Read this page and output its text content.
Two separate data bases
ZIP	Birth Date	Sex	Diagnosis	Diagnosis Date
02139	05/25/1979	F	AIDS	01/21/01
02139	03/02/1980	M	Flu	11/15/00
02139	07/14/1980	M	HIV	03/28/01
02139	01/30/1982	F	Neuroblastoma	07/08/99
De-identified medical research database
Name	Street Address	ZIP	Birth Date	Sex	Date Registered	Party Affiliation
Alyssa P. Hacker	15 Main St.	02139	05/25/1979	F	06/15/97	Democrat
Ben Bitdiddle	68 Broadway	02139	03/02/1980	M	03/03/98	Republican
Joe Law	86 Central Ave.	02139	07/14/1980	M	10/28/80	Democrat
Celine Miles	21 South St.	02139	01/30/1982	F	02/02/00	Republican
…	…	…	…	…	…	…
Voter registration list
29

> EXERCISE OBJECTIVE: Restate the whole of the material exactly.

> WORKED ANSWER:
Read this page and output its text content.
Two separate data bases
ZIP	Birth Date	Sex	Diagnosis	Diagnosis Date
02139	05/25/1979	F	AIDS	01/21/01
02139	03/02/1980	M	Flu	11/15/00
02139	07/14/1980	M	HIV	03/28/01
02139	01/30/1982	F	Neuroblastoma	07/08/99
De-identified medical research database
Name	Street Address	ZIP	Birth Date	Sex	Date Registered	Party Affiliation
Alyssa P. Hacker	15 Main St.	02139	05/25/1979	F	06/15/97	Democrat
Ben Bitdiddle	68 Broadway	02139	03/02/1980	M	03/03/98	Republican
Joe Law	86 Central Ave.	02139	07/14/1980	M	10/28/80	Democrat
Celine Miles	21 South St.	02139	01/30/1982	F	02/02/00	Republican
…	…	…	…	…	…	…
Voter registration list
29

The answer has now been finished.